Every entry here needs to be repeated exactly.
::::
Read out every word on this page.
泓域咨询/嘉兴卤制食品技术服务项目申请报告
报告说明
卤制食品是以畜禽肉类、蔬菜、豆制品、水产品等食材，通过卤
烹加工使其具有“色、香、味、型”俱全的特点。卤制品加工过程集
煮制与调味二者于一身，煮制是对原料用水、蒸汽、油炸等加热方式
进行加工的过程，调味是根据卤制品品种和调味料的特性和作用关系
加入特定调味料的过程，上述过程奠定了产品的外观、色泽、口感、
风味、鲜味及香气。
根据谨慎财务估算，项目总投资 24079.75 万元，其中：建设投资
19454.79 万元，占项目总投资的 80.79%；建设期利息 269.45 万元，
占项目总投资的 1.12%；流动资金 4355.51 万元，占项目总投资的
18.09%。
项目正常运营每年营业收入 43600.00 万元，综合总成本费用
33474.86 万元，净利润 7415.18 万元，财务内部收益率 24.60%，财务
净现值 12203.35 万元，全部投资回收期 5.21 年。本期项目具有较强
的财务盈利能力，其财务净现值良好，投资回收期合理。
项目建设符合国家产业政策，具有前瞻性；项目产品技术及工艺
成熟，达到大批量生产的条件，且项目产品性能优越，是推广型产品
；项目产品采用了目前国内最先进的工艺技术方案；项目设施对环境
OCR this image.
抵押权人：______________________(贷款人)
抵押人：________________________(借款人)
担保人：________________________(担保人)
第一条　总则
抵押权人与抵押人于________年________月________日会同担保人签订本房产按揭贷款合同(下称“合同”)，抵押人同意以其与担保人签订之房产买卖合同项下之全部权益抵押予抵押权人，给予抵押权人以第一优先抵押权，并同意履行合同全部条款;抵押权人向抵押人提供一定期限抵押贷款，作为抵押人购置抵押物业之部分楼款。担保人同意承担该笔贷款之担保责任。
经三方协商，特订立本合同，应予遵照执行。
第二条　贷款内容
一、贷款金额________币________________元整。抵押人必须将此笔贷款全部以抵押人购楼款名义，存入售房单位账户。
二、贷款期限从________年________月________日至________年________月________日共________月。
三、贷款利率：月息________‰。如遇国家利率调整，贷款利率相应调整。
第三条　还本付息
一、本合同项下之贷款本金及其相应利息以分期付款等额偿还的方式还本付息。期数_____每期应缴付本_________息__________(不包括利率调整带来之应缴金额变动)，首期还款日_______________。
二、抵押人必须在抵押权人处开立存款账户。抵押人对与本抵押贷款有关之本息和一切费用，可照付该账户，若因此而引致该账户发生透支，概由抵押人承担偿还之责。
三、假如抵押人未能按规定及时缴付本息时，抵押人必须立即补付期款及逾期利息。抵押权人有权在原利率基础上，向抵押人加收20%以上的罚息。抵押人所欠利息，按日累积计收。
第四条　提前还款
::::
→ **COMPLETE RESPONSE**
Read out every word on this page.
泓域咨询/嘉兴卤制食品技术服务项目申请报告
报告说明
卤制食品是以畜禽肉类、蔬菜、豆制品、水产品等食材，通过卤
烹加工使其具有“色、香、味、型”俱全的特点。卤制品加工过程集
煮制与调味二者于一身，煮制是对原料用水、蒸汽、油炸等加热方式
进行加工的过程，调味是根据卤制品品种和调味料的特性和作用关系
加入特定调味料的过程，上述过程奠定了产品的外观、色泽、口感、
风味、鲜味及香气。
根据谨慎财务估算，项目总投资 24079.75 万元，其中：建设投资
19454.79 万元，占项目总投资的 80.79%；建设期利息 269.45 万元，
占项目总投资的 1.12%；流动资金 4355.51 万元，占项目总投资的
18.09%。
项目正常运营每年营业收入 43600.00 万元，综合总成本费用
33474.86 万元，净利润 7415.18 万元，财务内部收益率 24.60%，财务
净现值 12203.35 万元，全部投资回收期 5.21 年。本期项目具有较强
的财务盈利能力，其财务净现值良好，投资回收期合理。
项目建设符合国家产业政策，具有前瞻性；项目产品技术及工艺
成熟，达到大批量生产的条件，且项目产品性能优越，是推广型产品
；项目产品采用了目前国内最先进的工艺技术方案；项目设施对环境
OCR this image.
抵押权人：______________________(贷款人)
抵押人：________________________(借款人)
担保人：________________________(担保人)
第一条　总则
抵押权人与抵押人于________年________月________日会同担保人签订本房产按揭贷款合同(下称“合同”)，抵押人同意以其与担保人签订之房产买卖合同项下之全部权益抵押予抵押权人，给予抵押权人以第一优先抵押权，并同意履行合同全部条款;抵押权人向抵押人提供一定期限抵押贷款，作为抵押人购置抵押物业之部分楼款。担保人同意承担该笔贷款之担保责任。
经三方协商，特订立本合同，应予遵照执行。
第二条　贷款内容
一、贷款金额________币________________元整。抵押人必须将此笔贷款全部以抵押人购楼款名义，存入售房单位账户。
二、贷款期限从________年________月________日至________年________月________日共________月。
三、贷款利率：月息________‰。如遇国家利率调整，贷款利率相应调整。
第三条　还本付息
一、本合同项下之贷款本金及其相应利息以分期付款等额偿还的方式还本付息。期数_____每期应缴付本_________息__________(不包括利率调整带来之应缴金额变动)，首期还款日_______________。
二、抵押人必须在抵押权人处开立存款账户。抵押人对与本抵押贷款有关之本息和一切费用，可照付该账户，若因此而引致该账户发生透支，概由抵押人承担偿还之责。
三、假如抵押人未能按规定及时缴付本息时，抵押人必须立即补付期款及逾期利息。抵押权人有权在原利率基础上，向抵押人加收20%以上的罚息。抵押人所欠利息，按日累积计收。
第四条　提前还款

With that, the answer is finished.